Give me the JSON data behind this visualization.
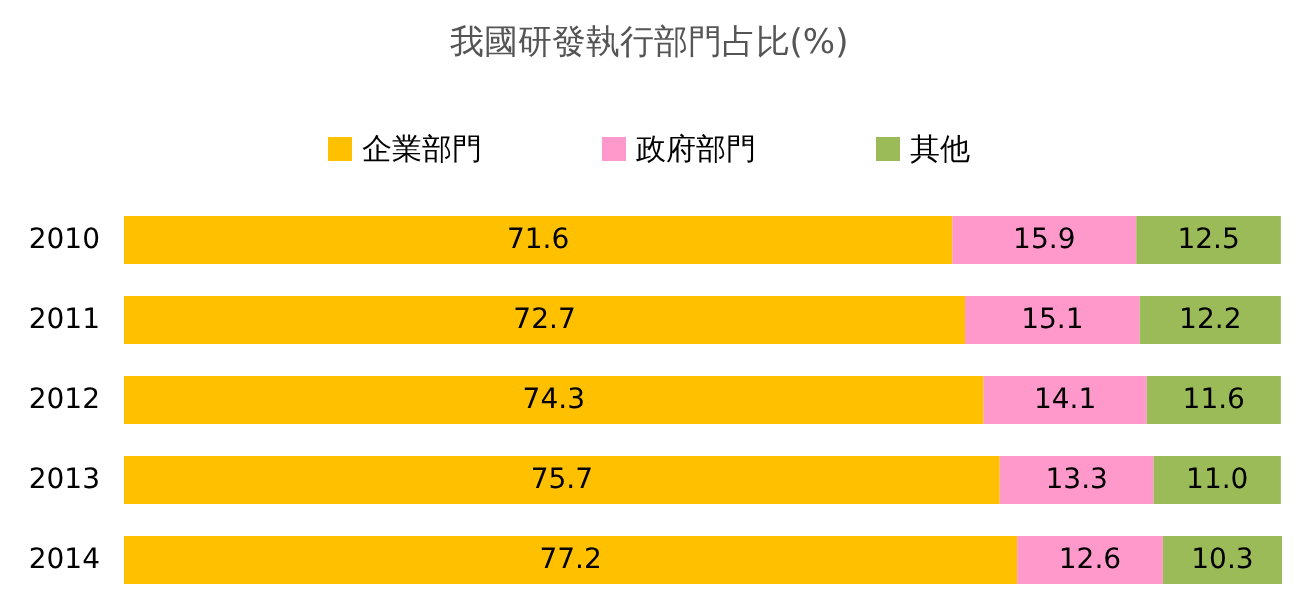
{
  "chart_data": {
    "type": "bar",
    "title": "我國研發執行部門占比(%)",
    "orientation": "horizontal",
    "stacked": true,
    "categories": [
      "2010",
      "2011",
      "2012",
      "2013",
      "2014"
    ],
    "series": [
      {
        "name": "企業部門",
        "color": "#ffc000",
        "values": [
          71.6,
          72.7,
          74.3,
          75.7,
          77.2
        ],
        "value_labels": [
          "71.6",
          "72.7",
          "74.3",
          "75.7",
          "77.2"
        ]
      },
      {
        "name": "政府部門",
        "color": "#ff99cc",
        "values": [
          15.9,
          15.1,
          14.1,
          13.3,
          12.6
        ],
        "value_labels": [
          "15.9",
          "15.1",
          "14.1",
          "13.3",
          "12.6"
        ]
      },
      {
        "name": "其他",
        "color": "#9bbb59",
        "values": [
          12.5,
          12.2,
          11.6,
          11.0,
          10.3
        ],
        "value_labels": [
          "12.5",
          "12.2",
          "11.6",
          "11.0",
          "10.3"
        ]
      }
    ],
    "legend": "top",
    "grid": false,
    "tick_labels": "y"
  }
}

_Exercise details_
Transcribe each line above verbatim, with the pictures left out.

_Task solution_
Give me the JSON data behind this visualization.
{
  "chart_data": {
    "type": "bar",
    "title": "我國研發執行部門占比(%)",
    "orientation": "horizontal",
    "stacked": true,
    "categories": [
      "2010",
      "2011",
      "2012",
      "2013",
      "2014"
    ],
    "series": [
      {
        "name": "企業部門",
        "color": "#ffc000",
        "values": [
          71.6,
          72.7,
          74.3,
          75.7,
          77.2
        ],
        "value_labels": [
          "71.6",
          "72.7",
          "74.3",
          "75.7",
          "77.2"
        ]
      },
      {
        "name": "政府部門",
        "color": "#ff99cc",
        "values": [
          15.9,
          15.1,
          14.1,
          13.3,
          12.6
        ],
        "value_labels": [
          "15.9",
          "15.1",
          "14.1",
          "13.3",
          "12.6"
        ]
      },
      {
        "name": "其他",
        "color": "#9bbb59",
        "values": [
          12.5,
          12.2,
          11.6,
          11.0,
          10.3
        ],
        "value_labels": [
          "12.5",
          "12.2",
          "11.6",
          "11.0",
          "10.3"
        ]
      }
    ],
    "legend": "top",
    "grid": false,
    "tick_labels": "y"
  }
}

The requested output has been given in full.